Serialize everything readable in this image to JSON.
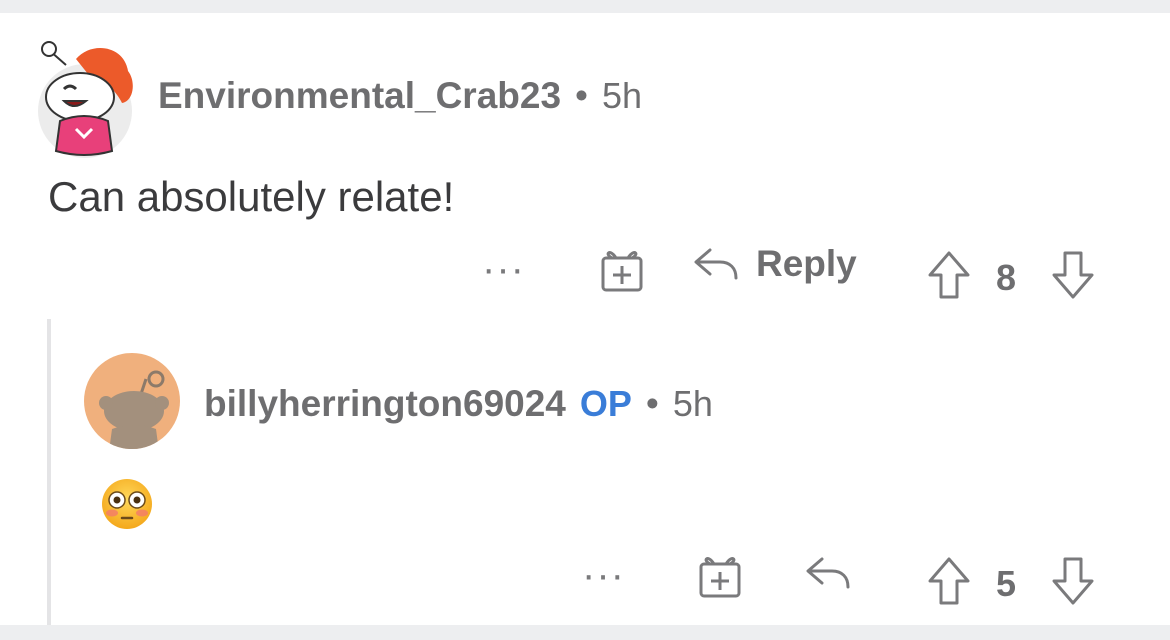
{
  "comments": [
    {
      "username": "Environmental_Crab23",
      "separator": "•",
      "time": "5h",
      "body": "Can absolutely relate!",
      "actions": {
        "more_label": "···",
        "gift_icon": "gift-icon",
        "reply_icon": "reply-arrow-icon",
        "reply_label": "Reply",
        "upvote_icon": "arrow-up-icon",
        "score": "8",
        "downvote_icon": "arrow-down-icon"
      }
    },
    {
      "username": "billyherrington69024",
      "op_badge": "OP",
      "separator": "•",
      "time": "5h",
      "body_emoji": "flushed-face-emoji",
      "actions": {
        "more_label": "···",
        "gift_icon": "gift-icon",
        "reply_icon": "reply-arrow-icon",
        "upvote_icon": "arrow-up-icon",
        "score": "5",
        "downvote_icon": "arrow-down-icon"
      }
    }
  ],
  "colors": {
    "background": "#edeef0",
    "card": "#ffffff",
    "text_muted": "#6e6e70",
    "text_body": "#3b3b3d",
    "op_badge": "#3a7dd8",
    "thread_line": "#e4e4e6",
    "avatar2_bg": "#f0b07d"
  }
}
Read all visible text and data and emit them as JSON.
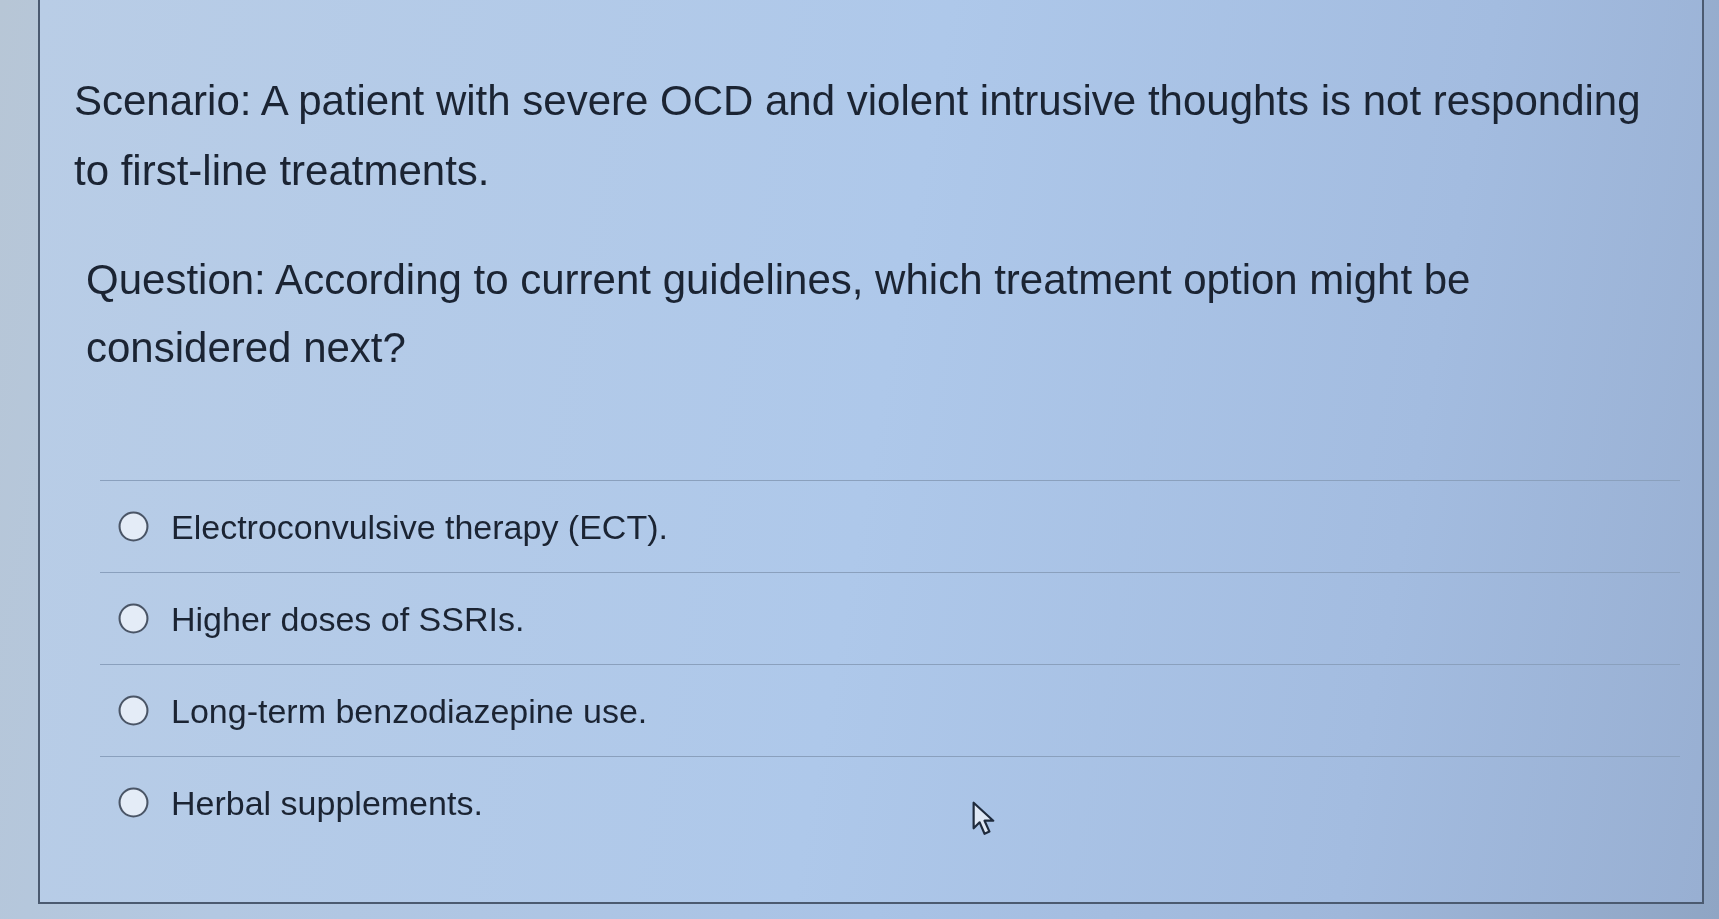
{
  "scenario": "Scenario: A patient with severe OCD and violent intrusive thoughts is not responding to first-line treatments.",
  "question": "Question: According to current guidelines, which treatment option might be considered next?",
  "options": [
    {
      "label": "Electroconvulsive therapy (ECT).",
      "selected": false
    },
    {
      "label": "Higher doses of SSRIs.",
      "selected": false
    },
    {
      "label": "Long-term benzodiazepine use.",
      "selected": false
    },
    {
      "label": "Herbal supplements.",
      "selected": false
    }
  ]
}
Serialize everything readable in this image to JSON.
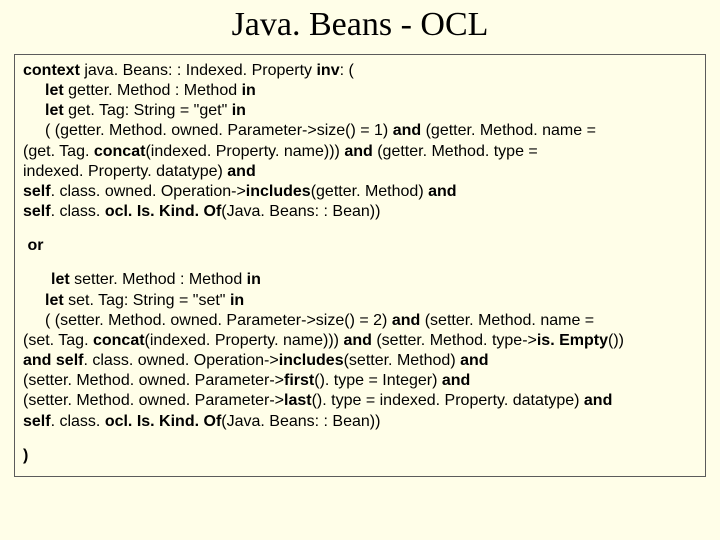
{
  "title": "Java. Beans - OCL",
  "block": {
    "l1_a": "context",
    "l1_b": " java. Beans: : Indexed. Property ",
    "l1_c": "inv",
    "l1_d": ": (",
    "l2_a": "let",
    "l2_b": " getter. Method : Method ",
    "l2_c": "in",
    "l3_a": "let",
    "l3_b": " get. Tag: String = \"get\"   ",
    "l3_c": "in",
    "l4_a": " ( (getter. Method. owned. Parameter->size() = 1) ",
    "l4_b": "and",
    "l4_c": " (getter. Method. name =",
    "l5_a": "(get. Tag. ",
    "l5_b": "concat",
    "l5_c": "(indexed. Property. name))) ",
    "l5_d": "and",
    "l5_e": " (getter. Method. type =",
    "l6_a": "indexed. Property. datatype) ",
    "l6_b": "and",
    "l7_a": "self",
    "l7_b": ". class. owned. Operation->",
    "l7_c": "includes",
    "l7_d": "(getter. Method) ",
    "l7_e": "and",
    "l8_a": "self",
    "l8_b": ". class. ",
    "l8_c": "ocl. Is. Kind. Of",
    "l8_d": "(Java. Beans: : Bean))",
    "or": "or",
    "s2_a": "let",
    "s2_b": " setter. Method : Method ",
    "s2_c": "in",
    "s3_a": "let",
    "s3_b": " set. Tag: String = \"set\"   ",
    "s3_c": "in",
    "s4_a": " ( (setter. Method. owned. Parameter->size() = 2) ",
    "s4_b": "and",
    "s4_c": " (setter. Method. name =",
    "s5_a": "(set. Tag. ",
    "s5_b": "concat",
    "s5_c": "(indexed. Property. name))) ",
    "s5_d": "and",
    "s5_e": " (setter. Method. type->",
    "s5_f": "is. Empty",
    "s5_g": "())",
    "s6_a": "and self",
    "s6_b": ". class. owned. Operation->",
    "s6_c": "includes",
    "s6_d": "(setter. Method) ",
    "s6_e": "and",
    "s7_a": "(setter. Method. owned. Parameter->",
    "s7_b": "first",
    "s7_c": "(). type = Integer) ",
    "s7_d": "and",
    "s8_a": "(setter. Method. owned. Parameter->",
    "s8_b": "last",
    "s8_c": "(). type = indexed. Property. datatype) ",
    "s8_d": "and",
    "s9_a": "self",
    "s9_b": ". class. ",
    "s9_c": "ocl. Is. Kind. Of",
    "s9_d": "(Java. Beans: : Bean))",
    "close": ")"
  }
}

--------------------

What to do: Where a line of the material above holds the string "first", copy that line.

Final result:
  "scenario": "Scenario: A patient with severe OCD and violent intrusive thoughts is not responding to first-line treatments.",
    "s7_b": "first",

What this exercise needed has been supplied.